# [AIM]
Extract the complete data exactly as given.

[Structured figure records]

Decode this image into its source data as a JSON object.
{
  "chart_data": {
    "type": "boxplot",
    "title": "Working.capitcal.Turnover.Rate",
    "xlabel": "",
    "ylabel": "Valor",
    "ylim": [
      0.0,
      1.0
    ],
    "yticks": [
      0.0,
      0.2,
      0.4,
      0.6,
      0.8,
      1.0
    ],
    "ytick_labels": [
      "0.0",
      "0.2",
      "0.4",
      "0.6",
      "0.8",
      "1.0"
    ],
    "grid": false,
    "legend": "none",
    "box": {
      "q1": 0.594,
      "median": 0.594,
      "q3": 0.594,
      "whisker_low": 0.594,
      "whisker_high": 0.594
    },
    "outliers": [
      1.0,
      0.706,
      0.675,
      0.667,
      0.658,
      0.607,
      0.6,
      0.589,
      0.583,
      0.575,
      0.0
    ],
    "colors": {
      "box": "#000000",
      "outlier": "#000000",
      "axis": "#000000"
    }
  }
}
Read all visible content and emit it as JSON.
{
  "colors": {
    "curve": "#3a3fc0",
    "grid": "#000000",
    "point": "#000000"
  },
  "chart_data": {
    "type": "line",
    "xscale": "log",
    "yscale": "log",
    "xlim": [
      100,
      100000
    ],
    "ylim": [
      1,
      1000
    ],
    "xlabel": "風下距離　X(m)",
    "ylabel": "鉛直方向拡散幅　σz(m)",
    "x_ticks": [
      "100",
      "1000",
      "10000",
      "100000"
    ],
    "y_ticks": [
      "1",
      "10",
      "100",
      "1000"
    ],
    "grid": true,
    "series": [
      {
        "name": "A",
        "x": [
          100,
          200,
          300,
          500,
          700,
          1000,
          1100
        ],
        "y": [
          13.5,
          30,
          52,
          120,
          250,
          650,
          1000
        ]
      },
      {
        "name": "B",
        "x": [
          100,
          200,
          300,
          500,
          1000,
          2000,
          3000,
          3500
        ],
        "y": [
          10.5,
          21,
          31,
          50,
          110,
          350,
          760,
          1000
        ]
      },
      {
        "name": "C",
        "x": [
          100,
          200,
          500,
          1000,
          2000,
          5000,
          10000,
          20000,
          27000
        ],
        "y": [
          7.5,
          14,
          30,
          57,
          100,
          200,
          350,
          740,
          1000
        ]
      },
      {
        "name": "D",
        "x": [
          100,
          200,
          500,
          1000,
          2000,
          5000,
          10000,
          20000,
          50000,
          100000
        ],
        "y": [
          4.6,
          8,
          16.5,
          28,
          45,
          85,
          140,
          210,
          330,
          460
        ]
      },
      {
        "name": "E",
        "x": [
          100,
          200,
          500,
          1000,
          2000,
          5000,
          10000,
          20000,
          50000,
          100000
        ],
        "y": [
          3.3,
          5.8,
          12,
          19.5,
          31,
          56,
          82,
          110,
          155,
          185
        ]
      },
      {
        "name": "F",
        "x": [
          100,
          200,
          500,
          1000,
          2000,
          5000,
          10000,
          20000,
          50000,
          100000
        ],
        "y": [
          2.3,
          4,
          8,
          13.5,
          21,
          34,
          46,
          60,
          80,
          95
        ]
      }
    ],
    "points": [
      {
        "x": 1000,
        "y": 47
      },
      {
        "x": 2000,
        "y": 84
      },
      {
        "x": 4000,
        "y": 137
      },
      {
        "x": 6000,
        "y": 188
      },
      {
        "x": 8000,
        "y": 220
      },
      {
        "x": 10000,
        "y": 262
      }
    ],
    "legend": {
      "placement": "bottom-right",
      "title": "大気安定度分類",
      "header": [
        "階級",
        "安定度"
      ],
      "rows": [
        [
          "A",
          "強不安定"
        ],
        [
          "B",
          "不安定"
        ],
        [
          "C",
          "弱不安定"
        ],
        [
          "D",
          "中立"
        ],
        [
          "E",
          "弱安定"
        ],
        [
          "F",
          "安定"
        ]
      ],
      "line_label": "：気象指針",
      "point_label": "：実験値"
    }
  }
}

# [RESPONSE TO THIS EXERCISE]
Decode this image into its source data as a JSON object.
{
  "chart_data": {
    "type": "boxplot",
    "title": "Working.capitcal.Turnover.Rate",
    "xlabel": "",
    "ylabel": "Valor",
    "ylim": [
      0.0,
      1.0
    ],
    "yticks": [
      0.0,
      0.2,
      0.4,
      0.6,
      0.8,
      1.0
    ],
    "ytick_labels": [
      "0.0",
      "0.2",
      "0.4",
      "0.6",
      "0.8",
      "1.0"
    ],
    "grid": false,
    "legend": "none",
    "box": {
      "q1": 0.594,
      "median": 0.594,
      "q3": 0.594,
      "whisker_low": 0.594,
      "whisker_high": 0.594
    },
    "outliers": [
      1.0,
      0.706,
      0.675,
      0.667,
      0.658,
      0.607,
      0.6,
      0.589,
      0.583,
      0.575,
      0.0
    ],
    "colors": {
      "box": "#000000",
      "outlier": "#000000",
      "axis": "#000000"
    }
  }
}
Read all visible content and emit it as JSON.
{
  "colors": {
    "curve": "#3a3fc0",
    "grid": "#000000",
    "point": "#000000"
  },
  "chart_data": {
    "type": "line",
    "xscale": "log",
    "yscale": "log",
    "xlim": [
      100,
      100000
    ],
    "ylim": [
      1,
      1000
    ],
    "xlabel": "風下距離　X(m)",
    "ylabel": "鉛直方向拡散幅　σz(m)",
    "x_ticks": [
      "100",
      "1000",
      "10000",
      "100000"
    ],
    "y_ticks": [
      "1",
      "10",
      "100",
      "1000"
    ],
    "grid": true,
    "series": [
      {
        "name": "A",
        "x": [
          100,
          200,
          300,
          500,
          700,
          1000,
          1100
        ],
        "y": [
          13.5,
          30,
          52,
          120,
          250,
          650,
          1000
        ]
      },
      {
        "name": "B",
        "x": [
          100,
          200,
          300,
          500,
          1000,
          2000,
          3000,
          3500
        ],
        "y": [
          10.5,
          21,
          31,
          50,
          110,
          350,
          760,
          1000
        ]
      },
      {
        "name": "C",
        "x": [
          100,
          200,
          500,
          1000,
          2000,
          5000,
          10000,
          20000,
          27000
        ],
        "y": [
          7.5,
          14,
          30,
          57,
          100,
          200,
          350,
          740,
          1000
        ]
      },
      {
        "name": "D",
        "x": [
          100,
          200,
          500,
          1000,
          2000,
          5000,
          10000,
          20000,
          50000,
          100000
        ],
        "y": [
          4.6,
          8,
          16.5,
          28,
          45,
          85,
          140,
          210,
          330,
          460
        ]
      },
      {
        "name": "E",
        "x": [
          100,
          200,
          500,
          1000,
          2000,
          5000,
          10000,
          20000,
          50000,
          100000
        ],
        "y": [
          3.3,
          5.8,
          12,
          19.5,
          31,
          56,
          82,
          110,
          155,
          185
        ]
      },
      {
        "name": "F",
        "x": [
          100,
          200,
          500,
          1000,
          2000,
          5000,
          10000,
          20000,
          50000,
          100000
        ],
        "y": [
          2.3,
          4,
          8,
          13.5,
          21,
          34,
          46,
          60,
          80,
          95
        ]
      }
    ],
    "points": [
      {
        "x": 1000,
        "y": 47
      },
      {
        "x": 2000,
        "y": 84
      },
      {
        "x": 4000,
        "y": 137
      },
      {
        "x": 6000,
        "y": 188
      },
      {
        "x": 8000,
        "y": 220
      },
      {
        "x": 10000,
        "y": 262
      }
    ],
    "legend": {
      "placement": "bottom-right",
      "title": "大気安定度分類",
      "header": [
        "階級",
        "安定度"
      ],
      "rows": [
        [
          "A",
          "強不安定"
        ],
        [
          "B",
          "不安定"
        ],
        [
          "C",
          "弱不安定"
        ],
        [
          "D",
          "中立"
        ],
        [
          "E",
          "弱安定"
        ],
        [
          "F",
          "安定"
        ]
      ],
      "line_label": "：気象指針",
      "point_label": "：実験値"
    }
  }
}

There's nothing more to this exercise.